## GIVEN DATA

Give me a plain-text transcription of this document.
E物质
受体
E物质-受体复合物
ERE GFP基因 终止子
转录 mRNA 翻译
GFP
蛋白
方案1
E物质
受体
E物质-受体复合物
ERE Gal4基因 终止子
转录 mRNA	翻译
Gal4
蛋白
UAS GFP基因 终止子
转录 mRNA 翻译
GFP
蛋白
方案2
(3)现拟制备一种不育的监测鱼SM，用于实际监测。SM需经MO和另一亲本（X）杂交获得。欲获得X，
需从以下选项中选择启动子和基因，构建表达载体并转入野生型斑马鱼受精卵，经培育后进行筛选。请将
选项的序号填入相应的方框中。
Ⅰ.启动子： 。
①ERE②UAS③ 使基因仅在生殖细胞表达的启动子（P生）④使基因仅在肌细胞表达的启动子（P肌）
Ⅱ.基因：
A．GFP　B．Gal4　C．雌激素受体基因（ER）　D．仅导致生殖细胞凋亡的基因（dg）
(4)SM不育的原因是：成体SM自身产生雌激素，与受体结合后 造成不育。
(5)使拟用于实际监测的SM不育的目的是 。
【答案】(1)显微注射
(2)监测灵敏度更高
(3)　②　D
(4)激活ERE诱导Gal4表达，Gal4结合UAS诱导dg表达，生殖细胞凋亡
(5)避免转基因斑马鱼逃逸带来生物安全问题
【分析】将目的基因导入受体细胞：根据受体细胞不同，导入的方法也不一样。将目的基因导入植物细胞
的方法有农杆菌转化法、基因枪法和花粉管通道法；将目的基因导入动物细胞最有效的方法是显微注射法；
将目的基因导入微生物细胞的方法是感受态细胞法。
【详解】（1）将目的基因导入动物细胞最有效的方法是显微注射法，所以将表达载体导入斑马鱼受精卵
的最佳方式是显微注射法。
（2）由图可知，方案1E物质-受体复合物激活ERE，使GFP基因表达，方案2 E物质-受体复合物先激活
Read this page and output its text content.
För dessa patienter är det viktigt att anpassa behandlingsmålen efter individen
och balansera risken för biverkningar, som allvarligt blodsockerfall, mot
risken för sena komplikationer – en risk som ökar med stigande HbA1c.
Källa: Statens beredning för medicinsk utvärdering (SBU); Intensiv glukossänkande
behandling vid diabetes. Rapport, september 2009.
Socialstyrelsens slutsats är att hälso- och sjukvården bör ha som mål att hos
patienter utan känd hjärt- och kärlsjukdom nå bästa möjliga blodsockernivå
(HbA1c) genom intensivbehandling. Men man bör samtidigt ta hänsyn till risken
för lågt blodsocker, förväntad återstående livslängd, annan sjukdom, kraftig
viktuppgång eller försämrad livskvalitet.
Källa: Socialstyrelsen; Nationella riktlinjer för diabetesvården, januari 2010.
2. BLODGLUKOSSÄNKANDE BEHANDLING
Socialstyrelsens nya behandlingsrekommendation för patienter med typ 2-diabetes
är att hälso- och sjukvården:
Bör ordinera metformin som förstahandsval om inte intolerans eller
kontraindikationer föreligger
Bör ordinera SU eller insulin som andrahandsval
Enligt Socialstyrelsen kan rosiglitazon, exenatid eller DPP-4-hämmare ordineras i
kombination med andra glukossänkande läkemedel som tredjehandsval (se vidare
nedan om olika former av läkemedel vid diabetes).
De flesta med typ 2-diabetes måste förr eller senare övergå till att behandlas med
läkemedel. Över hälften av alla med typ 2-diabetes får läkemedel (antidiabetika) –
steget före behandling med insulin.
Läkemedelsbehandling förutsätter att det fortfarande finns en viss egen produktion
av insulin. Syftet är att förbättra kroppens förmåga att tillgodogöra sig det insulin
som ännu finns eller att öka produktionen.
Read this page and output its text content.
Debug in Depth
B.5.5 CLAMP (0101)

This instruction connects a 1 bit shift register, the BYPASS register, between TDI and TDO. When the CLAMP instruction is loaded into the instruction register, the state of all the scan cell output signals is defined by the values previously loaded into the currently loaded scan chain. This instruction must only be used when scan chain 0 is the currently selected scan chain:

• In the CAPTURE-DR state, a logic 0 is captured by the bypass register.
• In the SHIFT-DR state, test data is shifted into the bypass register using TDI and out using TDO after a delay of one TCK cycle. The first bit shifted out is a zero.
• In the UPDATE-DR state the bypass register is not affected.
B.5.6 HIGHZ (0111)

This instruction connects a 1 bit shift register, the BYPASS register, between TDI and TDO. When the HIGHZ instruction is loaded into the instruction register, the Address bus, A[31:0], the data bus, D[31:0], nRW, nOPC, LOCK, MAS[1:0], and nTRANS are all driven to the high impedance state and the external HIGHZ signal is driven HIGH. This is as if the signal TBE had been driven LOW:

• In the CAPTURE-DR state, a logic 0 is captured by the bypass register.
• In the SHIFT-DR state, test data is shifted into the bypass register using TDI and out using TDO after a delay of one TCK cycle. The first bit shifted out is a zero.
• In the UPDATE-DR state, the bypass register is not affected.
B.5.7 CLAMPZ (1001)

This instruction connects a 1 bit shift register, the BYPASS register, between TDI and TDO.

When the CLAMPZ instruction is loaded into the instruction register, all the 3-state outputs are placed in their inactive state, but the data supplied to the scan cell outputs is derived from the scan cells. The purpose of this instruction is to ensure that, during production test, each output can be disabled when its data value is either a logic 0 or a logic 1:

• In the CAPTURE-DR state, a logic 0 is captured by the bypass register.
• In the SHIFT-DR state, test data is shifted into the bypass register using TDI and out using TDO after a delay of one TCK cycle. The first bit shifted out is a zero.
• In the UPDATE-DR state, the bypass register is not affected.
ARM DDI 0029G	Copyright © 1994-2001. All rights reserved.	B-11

## TASK OBJECTIVE
A word-for-word copy of the data above is the goal, so set it all down again.

## RESPONSE AREA
Give me a plain-text transcription of this document.
E物质
受体
E物质-受体复合物
ERE GFP基因 终止子
转录 mRNA 翻译
GFP
蛋白
方案1
E物质
受体
E物质-受体复合物
ERE Gal4基因 终止子
转录 mRNA	翻译
Gal4
蛋白
UAS GFP基因 终止子
转录 mRNA 翻译
GFP
蛋白
方案2
(3)现拟制备一种不育的监测鱼SM，用于实际监测。SM需经MO和另一亲本（X）杂交获得。欲获得X，
需从以下选项中选择启动子和基因，构建表达载体并转入野生型斑马鱼受精卵，经培育后进行筛选。请将
选项的序号填入相应的方框中。
Ⅰ.启动子： 。
①ERE②UAS③ 使基因仅在生殖细胞表达的启动子（P生）④使基因仅在肌细胞表达的启动子（P肌）
Ⅱ.基因：
A．GFP　B．Gal4　C．雌激素受体基因（ER）　D．仅导致生殖细胞凋亡的基因（dg）
(4)SM不育的原因是：成体SM自身产生雌激素，与受体结合后 造成不育。
(5)使拟用于实际监测的SM不育的目的是 。
【答案】(1)显微注射
(2)监测灵敏度更高
(3)　②　D
(4)激活ERE诱导Gal4表达，Gal4结合UAS诱导dg表达，生殖细胞凋亡
(5)避免转基因斑马鱼逃逸带来生物安全问题
【分析】将目的基因导入受体细胞：根据受体细胞不同，导入的方法也不一样。将目的基因导入植物细胞
的方法有农杆菌转化法、基因枪法和花粉管通道法；将目的基因导入动物细胞最有效的方法是显微注射法；
将目的基因导入微生物细胞的方法是感受态细胞法。
【详解】（1）将目的基因导入动物细胞最有效的方法是显微注射法，所以将表达载体导入斑马鱼受精卵
的最佳方式是显微注射法。
（2）由图可知，方案1E物质-受体复合物激活ERE，使GFP基因表达，方案2 E物质-受体复合物先激活
Read this page and output its text content.
För dessa patienter är det viktigt att anpassa behandlingsmålen efter individen
och balansera risken för biverkningar, som allvarligt blodsockerfall, mot
risken för sena komplikationer – en risk som ökar med stigande HbA1c.
Källa: Statens beredning för medicinsk utvärdering (SBU); Intensiv glukossänkande
behandling vid diabetes. Rapport, september 2009.
Socialstyrelsens slutsats är att hälso- och sjukvården bör ha som mål att hos
patienter utan känd hjärt- och kärlsjukdom nå bästa möjliga blodsockernivå
(HbA1c) genom intensivbehandling. Men man bör samtidigt ta hänsyn till risken
för lågt blodsocker, förväntad återstående livslängd, annan sjukdom, kraftig
viktuppgång eller försämrad livskvalitet.
Källa: Socialstyrelsen; Nationella riktlinjer för diabetesvården, januari 2010.
2. BLODGLUKOSSÄNKANDE BEHANDLING
Socialstyrelsens nya behandlingsrekommendation för patienter med typ 2-diabetes
är att hälso- och sjukvården:
Bör ordinera metformin som förstahandsval om inte intolerans eller
kontraindikationer föreligger
Bör ordinera SU eller insulin som andrahandsval
Enligt Socialstyrelsen kan rosiglitazon, exenatid eller DPP-4-hämmare ordineras i
kombination med andra glukossänkande läkemedel som tredjehandsval (se vidare
nedan om olika former av läkemedel vid diabetes).
De flesta med typ 2-diabetes måste förr eller senare övergå till att behandlas med
läkemedel. Över hälften av alla med typ 2-diabetes får läkemedel (antidiabetika) –
steget före behandling med insulin.
Läkemedelsbehandling förutsätter att det fortfarande finns en viss egen produktion
av insulin. Syftet är att förbättra kroppens förmåga att tillgodogöra sig det insulin
som ännu finns eller att öka produktionen.
Read this page and output its text content.
Debug in Depth
B.5.5 CLAMP (0101)

This instruction connects a 1 bit shift register, the BYPASS register, between TDI and TDO. When the CLAMP instruction is loaded into the instruction register, the state of all the scan cell output signals is defined by the values previously loaded into the currently loaded scan chain. This instruction must only be used when scan chain 0 is the currently selected scan chain:

• In the CAPTURE-DR state, a logic 0 is captured by the bypass register.
• In the SHIFT-DR state, test data is shifted into the bypass register using TDI and out using TDO after a delay of one TCK cycle. The first bit shifted out is a zero.
• In the UPDATE-DR state the bypass register is not affected.
B.5.6 HIGHZ (0111)

This instruction connects a 1 bit shift register, the BYPASS register, between TDI and TDO. When the HIGHZ instruction is loaded into the instruction register, the Address bus, A[31:0], the data bus, D[31:0], nRW, nOPC, LOCK, MAS[1:0], and nTRANS are all driven to the high impedance state and the external HIGHZ signal is driven HIGH. This is as if the signal TBE had been driven LOW:

• In the CAPTURE-DR state, a logic 0 is captured by the bypass register.
• In the SHIFT-DR state, test data is shifted into the bypass register using TDI and out using TDO after a delay of one TCK cycle. The first bit shifted out is a zero.
• In the UPDATE-DR state, the bypass register is not affected.
B.5.7 CLAMPZ (1001)

This instruction connects a 1 bit shift register, the BYPASS register, between TDI and TDO.

When the CLAMPZ instruction is loaded into the instruction register, all the 3-state outputs are placed in their inactive state, but the data supplied to the scan cell outputs is derived from the scan cells. The purpose of this instruction is to ensure that, during production test, each output can be disabled when its data value is either a logic 0 or a logic 1:

• In the CAPTURE-DR state, a logic 0 is captured by the bypass register.
• In the SHIFT-DR state, test data is shifted into the bypass register using TDI and out using TDO after a delay of one TCK cycle. The first bit shifted out is a zero.
• In the UPDATE-DR state, the bypass register is not affected.
ARM DDI 0029G	Copyright © 1994-2001. All rights reserved.	B-11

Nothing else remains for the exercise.